**Instruction**
Extract, from the records beneath this instruction, each line that contains the word "dary".

==== Excerpted data ====

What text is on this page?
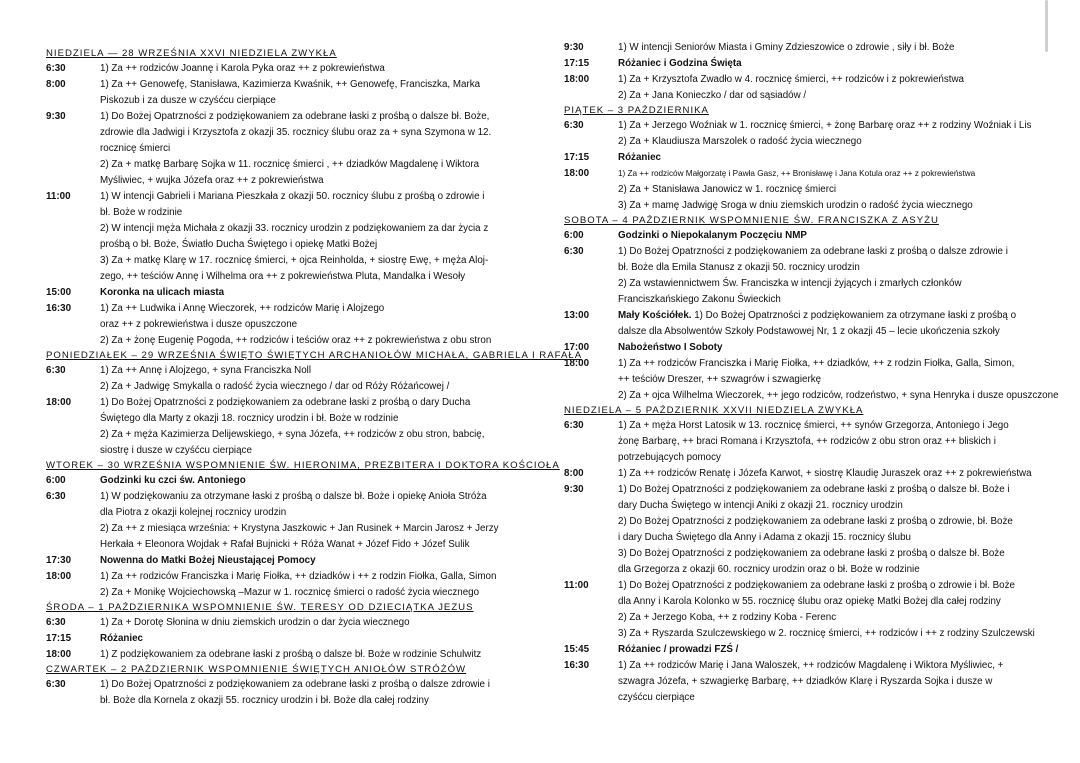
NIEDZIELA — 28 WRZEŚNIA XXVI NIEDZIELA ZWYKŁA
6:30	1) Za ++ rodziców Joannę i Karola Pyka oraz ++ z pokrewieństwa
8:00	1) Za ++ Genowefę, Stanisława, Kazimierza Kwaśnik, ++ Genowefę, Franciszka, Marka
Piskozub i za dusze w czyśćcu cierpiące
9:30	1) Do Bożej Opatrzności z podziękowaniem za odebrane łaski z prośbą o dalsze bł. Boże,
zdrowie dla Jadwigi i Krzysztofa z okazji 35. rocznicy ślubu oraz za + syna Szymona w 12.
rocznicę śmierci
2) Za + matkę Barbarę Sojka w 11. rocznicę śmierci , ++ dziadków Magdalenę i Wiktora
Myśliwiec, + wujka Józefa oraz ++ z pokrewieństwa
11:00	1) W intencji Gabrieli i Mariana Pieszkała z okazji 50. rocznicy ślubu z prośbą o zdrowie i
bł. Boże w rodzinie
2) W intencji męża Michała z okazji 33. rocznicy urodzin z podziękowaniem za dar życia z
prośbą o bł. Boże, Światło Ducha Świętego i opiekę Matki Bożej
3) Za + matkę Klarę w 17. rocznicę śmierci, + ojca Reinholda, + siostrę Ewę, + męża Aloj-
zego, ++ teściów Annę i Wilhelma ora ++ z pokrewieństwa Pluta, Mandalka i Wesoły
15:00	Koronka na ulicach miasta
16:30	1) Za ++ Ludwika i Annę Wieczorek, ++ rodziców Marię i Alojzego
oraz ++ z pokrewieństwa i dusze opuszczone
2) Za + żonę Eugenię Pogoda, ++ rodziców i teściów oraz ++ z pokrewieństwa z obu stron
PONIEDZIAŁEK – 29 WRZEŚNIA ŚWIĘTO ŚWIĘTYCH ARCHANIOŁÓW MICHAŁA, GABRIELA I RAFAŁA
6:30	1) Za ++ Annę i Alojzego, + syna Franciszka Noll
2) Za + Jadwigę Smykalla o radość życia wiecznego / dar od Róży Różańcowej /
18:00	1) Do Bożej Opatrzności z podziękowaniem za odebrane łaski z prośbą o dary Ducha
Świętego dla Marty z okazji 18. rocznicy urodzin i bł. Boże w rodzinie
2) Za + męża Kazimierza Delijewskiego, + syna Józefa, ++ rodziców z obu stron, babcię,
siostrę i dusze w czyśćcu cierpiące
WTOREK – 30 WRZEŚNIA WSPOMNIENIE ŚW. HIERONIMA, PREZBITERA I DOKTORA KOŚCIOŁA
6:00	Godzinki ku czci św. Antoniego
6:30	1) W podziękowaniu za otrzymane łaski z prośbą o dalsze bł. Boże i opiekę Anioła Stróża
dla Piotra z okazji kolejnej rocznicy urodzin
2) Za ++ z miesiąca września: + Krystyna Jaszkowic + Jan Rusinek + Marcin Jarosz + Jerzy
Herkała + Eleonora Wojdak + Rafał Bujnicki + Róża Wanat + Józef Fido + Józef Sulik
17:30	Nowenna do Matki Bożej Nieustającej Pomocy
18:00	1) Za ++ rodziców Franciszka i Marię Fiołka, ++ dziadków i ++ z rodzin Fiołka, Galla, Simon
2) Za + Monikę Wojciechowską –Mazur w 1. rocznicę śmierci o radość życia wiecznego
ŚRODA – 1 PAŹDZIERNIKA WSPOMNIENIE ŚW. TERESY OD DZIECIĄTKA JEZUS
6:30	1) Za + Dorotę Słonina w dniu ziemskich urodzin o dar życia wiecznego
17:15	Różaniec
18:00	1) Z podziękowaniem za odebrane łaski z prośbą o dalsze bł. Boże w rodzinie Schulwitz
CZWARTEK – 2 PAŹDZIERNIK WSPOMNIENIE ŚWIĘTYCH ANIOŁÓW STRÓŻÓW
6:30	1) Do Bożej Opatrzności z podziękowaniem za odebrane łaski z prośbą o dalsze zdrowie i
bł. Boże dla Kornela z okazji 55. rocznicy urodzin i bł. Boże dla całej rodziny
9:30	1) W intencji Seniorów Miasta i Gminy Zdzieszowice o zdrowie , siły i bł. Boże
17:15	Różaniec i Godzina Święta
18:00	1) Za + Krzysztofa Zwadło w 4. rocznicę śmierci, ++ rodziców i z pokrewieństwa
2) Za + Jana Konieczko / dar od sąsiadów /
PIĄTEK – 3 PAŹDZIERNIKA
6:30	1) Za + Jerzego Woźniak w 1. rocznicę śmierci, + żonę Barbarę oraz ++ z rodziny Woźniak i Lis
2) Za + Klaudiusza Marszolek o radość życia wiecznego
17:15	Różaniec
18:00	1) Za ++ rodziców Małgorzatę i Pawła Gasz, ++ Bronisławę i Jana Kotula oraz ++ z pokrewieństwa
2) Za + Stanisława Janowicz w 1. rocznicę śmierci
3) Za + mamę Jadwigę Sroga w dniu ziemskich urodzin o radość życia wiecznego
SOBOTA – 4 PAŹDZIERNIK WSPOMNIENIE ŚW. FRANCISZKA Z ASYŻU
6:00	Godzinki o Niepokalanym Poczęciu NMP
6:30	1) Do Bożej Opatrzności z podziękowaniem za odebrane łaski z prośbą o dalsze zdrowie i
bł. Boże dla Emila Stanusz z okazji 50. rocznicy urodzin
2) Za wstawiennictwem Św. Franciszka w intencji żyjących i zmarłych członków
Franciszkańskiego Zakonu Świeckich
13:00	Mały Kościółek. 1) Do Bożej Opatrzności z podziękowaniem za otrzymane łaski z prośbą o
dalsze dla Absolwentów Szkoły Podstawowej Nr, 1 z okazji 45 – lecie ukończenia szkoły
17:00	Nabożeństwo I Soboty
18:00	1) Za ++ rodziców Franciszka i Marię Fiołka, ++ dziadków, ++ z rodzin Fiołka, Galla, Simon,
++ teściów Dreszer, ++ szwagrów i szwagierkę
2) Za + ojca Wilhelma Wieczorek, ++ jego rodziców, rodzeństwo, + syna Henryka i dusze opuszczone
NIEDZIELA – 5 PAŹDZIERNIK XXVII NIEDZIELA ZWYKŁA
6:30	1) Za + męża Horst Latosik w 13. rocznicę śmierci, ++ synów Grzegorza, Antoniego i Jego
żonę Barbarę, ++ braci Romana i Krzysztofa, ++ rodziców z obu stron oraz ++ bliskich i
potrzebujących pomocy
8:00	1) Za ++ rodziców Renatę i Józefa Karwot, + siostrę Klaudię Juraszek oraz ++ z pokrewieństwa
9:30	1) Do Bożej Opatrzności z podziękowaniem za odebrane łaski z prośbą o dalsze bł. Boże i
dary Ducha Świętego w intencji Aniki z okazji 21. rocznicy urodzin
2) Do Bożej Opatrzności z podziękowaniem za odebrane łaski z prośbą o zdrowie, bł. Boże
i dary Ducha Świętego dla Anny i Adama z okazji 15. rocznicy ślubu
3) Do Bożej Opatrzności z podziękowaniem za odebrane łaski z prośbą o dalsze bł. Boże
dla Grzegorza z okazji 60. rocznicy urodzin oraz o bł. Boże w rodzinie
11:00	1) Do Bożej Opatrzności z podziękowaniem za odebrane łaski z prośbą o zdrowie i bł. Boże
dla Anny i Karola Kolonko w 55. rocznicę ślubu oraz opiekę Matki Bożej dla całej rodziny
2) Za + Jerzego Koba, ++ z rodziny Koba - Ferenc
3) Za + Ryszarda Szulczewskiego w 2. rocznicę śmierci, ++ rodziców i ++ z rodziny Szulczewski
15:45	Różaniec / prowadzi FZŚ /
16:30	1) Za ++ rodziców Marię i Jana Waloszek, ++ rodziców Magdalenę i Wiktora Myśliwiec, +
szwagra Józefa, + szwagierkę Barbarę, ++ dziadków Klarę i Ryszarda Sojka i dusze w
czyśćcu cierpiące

====

**Written solution**
18:00	1) Do Bożej Opatrzności z podziękowaniem za odebrane łaski z prośbą o dary Ducha
dary Ducha Świętego w intencji Aniki z okazji 21. rocznicy urodzin
i dary Ducha Świętego dla Anny i Adama z okazji 15. rocznicy ślubu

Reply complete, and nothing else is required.